» **What the task asks**: Pick every line with "estate" from the material below.

———

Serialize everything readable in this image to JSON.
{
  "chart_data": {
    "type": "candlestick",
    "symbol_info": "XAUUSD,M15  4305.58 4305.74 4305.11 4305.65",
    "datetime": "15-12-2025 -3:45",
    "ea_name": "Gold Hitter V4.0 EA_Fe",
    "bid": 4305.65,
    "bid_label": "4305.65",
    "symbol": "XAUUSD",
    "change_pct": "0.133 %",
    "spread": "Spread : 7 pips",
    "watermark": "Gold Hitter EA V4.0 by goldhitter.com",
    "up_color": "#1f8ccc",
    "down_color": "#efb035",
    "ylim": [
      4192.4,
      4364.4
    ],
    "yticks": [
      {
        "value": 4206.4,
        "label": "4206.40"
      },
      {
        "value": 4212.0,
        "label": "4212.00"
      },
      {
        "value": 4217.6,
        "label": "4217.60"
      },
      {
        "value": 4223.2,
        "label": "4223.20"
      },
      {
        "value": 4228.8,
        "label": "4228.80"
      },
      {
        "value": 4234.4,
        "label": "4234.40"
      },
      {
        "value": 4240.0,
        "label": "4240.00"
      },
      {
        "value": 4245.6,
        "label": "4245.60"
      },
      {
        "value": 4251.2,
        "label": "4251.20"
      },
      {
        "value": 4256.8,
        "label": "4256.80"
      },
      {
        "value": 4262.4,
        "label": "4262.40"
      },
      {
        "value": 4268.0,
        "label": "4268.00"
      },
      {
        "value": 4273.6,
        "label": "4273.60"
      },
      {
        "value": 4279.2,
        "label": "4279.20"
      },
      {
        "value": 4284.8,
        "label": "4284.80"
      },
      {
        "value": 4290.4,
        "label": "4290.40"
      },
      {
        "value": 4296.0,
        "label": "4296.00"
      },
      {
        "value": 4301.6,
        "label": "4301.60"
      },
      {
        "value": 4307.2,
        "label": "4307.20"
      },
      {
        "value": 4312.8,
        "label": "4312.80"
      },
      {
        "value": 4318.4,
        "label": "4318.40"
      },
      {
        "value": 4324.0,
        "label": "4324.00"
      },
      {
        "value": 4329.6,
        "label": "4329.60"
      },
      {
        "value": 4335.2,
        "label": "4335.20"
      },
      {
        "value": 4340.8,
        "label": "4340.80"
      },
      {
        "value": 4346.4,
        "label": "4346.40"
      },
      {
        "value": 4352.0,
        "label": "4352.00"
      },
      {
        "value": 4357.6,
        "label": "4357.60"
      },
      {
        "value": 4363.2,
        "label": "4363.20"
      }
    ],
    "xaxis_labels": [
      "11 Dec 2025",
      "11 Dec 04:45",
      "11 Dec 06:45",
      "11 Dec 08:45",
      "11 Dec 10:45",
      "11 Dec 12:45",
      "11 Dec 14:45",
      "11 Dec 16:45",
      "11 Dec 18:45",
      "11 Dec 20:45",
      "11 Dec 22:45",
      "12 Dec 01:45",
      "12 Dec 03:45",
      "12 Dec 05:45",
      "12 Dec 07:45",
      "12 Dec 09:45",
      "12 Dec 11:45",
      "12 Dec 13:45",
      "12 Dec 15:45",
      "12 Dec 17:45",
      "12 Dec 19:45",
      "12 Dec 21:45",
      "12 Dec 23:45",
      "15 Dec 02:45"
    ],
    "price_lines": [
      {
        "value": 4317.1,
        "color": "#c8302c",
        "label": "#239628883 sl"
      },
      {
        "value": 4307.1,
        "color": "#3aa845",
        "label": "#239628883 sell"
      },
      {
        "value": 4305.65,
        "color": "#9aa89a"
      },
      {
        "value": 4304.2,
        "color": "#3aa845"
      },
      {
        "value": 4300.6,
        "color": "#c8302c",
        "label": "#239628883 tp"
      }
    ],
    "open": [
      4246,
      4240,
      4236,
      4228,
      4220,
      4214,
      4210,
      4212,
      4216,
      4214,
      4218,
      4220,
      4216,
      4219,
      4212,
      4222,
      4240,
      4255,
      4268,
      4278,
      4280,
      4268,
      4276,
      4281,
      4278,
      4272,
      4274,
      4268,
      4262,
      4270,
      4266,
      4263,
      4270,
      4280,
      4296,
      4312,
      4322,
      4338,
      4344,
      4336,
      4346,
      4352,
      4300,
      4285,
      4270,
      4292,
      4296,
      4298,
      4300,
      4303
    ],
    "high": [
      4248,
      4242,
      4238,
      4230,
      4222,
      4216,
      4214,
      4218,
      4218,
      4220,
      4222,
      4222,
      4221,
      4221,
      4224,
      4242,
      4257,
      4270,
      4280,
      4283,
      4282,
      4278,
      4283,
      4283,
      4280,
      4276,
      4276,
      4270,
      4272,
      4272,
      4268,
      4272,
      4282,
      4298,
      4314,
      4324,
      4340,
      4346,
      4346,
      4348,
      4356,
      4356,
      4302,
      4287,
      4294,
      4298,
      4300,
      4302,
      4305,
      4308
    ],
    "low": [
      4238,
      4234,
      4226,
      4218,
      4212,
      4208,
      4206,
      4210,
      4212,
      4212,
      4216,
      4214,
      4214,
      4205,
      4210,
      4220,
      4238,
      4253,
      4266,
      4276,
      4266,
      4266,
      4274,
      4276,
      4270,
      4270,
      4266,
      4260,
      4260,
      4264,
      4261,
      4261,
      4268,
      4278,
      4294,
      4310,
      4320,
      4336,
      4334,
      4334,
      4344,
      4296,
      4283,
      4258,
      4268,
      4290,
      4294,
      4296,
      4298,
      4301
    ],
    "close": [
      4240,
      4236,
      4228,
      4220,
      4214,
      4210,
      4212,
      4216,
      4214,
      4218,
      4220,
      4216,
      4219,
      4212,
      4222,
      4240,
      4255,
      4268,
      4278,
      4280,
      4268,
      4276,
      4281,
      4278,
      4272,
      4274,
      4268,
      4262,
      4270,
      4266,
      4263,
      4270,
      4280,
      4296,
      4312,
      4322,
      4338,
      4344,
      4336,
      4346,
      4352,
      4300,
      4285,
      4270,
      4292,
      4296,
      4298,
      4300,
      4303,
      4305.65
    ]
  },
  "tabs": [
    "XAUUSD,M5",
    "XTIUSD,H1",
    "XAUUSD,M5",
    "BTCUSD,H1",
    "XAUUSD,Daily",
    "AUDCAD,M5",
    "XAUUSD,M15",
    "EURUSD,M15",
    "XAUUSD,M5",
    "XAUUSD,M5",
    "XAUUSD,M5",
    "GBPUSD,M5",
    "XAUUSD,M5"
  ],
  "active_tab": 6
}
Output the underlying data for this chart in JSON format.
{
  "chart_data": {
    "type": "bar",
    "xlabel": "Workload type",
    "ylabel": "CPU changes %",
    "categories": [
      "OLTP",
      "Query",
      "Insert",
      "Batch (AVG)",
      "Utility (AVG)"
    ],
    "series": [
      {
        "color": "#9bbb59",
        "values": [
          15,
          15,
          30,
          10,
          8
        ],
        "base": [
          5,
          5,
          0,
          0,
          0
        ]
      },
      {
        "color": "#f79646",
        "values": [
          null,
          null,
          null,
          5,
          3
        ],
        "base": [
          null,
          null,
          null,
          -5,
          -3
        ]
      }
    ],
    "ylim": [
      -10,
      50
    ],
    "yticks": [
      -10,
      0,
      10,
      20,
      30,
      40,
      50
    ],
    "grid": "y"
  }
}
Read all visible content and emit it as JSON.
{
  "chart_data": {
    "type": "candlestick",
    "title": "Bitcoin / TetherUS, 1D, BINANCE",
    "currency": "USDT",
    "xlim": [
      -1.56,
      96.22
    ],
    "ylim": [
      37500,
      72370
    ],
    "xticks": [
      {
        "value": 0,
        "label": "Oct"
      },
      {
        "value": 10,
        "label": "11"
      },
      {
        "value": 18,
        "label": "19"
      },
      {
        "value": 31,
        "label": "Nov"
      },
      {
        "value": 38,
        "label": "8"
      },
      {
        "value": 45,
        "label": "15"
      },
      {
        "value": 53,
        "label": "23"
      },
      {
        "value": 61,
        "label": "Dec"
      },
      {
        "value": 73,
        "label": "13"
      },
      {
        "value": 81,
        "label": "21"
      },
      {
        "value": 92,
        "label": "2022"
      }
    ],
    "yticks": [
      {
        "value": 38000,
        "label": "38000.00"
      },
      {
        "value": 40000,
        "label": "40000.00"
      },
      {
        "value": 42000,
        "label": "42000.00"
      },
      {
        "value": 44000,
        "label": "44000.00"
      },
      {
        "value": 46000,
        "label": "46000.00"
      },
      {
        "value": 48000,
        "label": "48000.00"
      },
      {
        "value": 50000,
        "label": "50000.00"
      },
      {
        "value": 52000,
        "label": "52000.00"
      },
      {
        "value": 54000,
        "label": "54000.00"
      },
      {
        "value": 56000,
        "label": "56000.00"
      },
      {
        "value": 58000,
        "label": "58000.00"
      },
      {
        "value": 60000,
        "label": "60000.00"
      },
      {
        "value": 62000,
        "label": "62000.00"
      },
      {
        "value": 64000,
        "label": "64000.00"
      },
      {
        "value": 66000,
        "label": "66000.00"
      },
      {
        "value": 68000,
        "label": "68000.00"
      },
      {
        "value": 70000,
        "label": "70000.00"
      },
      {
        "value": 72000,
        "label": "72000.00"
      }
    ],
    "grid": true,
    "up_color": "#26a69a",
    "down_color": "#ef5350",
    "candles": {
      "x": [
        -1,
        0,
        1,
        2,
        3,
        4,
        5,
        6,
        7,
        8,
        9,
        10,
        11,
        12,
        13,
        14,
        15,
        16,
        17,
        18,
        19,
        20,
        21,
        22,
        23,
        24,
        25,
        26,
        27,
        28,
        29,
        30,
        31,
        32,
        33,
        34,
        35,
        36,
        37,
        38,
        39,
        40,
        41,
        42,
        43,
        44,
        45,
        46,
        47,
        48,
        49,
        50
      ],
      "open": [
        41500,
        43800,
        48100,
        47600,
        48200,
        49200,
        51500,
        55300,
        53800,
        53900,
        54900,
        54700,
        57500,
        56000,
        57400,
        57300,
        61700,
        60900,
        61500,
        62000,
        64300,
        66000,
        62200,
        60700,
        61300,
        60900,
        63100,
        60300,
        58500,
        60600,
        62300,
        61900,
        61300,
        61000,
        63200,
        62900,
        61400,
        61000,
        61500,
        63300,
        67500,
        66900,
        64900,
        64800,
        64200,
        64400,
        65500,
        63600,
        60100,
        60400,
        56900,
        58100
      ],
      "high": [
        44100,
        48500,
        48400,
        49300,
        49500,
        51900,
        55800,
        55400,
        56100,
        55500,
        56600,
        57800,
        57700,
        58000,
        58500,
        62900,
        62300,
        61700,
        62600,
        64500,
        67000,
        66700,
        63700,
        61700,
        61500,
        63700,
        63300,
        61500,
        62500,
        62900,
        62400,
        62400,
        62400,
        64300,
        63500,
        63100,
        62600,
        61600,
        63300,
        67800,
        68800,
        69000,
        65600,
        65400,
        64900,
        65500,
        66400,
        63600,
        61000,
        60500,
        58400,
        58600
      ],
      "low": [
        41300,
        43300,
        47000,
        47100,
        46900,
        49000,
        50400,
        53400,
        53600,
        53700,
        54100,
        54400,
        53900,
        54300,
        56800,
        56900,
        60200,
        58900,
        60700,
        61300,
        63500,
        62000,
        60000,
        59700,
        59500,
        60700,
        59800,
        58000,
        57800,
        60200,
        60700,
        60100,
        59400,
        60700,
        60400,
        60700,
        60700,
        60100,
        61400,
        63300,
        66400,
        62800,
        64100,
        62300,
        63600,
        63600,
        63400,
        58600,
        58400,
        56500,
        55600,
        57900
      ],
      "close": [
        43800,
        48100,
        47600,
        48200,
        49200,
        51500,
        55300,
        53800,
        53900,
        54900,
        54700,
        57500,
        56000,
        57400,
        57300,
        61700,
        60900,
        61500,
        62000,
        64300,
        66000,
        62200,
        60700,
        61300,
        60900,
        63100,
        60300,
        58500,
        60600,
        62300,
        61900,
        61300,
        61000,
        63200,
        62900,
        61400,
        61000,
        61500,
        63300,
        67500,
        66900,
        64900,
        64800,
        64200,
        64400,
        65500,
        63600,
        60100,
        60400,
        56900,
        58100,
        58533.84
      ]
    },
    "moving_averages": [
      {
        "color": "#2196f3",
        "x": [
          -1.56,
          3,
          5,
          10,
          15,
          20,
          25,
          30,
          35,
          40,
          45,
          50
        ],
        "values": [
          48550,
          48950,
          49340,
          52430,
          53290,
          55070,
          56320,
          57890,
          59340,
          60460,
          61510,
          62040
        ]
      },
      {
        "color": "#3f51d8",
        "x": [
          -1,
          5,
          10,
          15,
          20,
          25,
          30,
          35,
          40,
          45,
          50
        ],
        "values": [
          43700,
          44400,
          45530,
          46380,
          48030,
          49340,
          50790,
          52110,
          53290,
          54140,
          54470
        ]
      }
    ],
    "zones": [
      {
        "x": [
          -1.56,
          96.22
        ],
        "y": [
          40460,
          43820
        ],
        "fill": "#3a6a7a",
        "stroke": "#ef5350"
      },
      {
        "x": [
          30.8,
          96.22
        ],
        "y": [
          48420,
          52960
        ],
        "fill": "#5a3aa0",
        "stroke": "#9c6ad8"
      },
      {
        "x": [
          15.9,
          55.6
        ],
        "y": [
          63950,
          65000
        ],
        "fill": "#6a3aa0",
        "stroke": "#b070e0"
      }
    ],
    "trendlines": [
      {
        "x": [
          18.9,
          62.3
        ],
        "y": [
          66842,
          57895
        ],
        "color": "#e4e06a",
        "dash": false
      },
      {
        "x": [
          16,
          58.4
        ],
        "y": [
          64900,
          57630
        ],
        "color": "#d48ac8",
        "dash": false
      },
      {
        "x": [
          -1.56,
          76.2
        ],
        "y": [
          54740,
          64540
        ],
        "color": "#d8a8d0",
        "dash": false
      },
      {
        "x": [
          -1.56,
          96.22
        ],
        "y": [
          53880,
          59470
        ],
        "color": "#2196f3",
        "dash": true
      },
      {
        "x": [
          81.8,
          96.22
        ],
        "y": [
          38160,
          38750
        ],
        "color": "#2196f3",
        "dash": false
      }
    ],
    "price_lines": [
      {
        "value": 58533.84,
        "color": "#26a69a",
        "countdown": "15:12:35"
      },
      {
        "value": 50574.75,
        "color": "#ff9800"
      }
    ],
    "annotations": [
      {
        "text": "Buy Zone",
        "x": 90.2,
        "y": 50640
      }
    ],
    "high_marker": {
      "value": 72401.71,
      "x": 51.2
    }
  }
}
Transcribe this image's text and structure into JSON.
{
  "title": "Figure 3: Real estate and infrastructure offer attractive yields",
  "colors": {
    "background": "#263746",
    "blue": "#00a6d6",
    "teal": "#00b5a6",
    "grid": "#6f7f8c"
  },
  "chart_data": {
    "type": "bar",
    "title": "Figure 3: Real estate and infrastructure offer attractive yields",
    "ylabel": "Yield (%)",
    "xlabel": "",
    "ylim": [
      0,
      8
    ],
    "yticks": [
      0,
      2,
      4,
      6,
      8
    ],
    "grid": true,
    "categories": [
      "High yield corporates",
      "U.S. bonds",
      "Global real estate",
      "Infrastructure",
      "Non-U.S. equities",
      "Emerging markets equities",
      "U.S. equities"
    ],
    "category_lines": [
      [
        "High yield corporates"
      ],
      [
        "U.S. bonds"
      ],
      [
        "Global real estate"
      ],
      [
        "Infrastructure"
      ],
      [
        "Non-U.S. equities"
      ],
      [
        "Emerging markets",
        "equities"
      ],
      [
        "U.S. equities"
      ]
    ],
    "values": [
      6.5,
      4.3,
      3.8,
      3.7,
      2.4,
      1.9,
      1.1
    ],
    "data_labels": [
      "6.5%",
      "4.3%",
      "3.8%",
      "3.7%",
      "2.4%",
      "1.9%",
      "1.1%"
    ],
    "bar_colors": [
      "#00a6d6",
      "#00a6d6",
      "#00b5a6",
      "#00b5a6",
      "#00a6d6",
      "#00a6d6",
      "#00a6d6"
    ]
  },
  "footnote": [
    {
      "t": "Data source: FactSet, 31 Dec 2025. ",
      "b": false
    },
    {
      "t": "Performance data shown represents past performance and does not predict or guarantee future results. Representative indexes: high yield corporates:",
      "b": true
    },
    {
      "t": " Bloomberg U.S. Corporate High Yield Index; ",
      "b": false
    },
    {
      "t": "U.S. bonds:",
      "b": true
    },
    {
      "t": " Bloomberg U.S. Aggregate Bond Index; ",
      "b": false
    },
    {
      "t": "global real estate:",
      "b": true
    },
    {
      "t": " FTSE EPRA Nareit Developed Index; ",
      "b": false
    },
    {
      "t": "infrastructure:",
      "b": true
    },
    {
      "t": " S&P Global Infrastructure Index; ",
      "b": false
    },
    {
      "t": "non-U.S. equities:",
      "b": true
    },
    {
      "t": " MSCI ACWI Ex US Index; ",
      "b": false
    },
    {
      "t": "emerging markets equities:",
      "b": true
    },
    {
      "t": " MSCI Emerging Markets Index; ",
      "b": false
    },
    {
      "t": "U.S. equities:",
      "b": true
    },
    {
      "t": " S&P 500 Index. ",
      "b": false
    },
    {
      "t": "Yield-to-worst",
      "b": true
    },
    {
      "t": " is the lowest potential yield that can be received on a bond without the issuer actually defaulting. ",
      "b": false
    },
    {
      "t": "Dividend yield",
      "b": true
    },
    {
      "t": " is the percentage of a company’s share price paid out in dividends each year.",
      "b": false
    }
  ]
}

———

» **The answer**:
  "title": "Figure 3: Real estate and infrastructure offer attractive yields",
    "title": "Figure 3: Real estate and infrastructure offer attractive yields",
      "Global real estate",
        "Global real estate"
      "t": "global real estate:",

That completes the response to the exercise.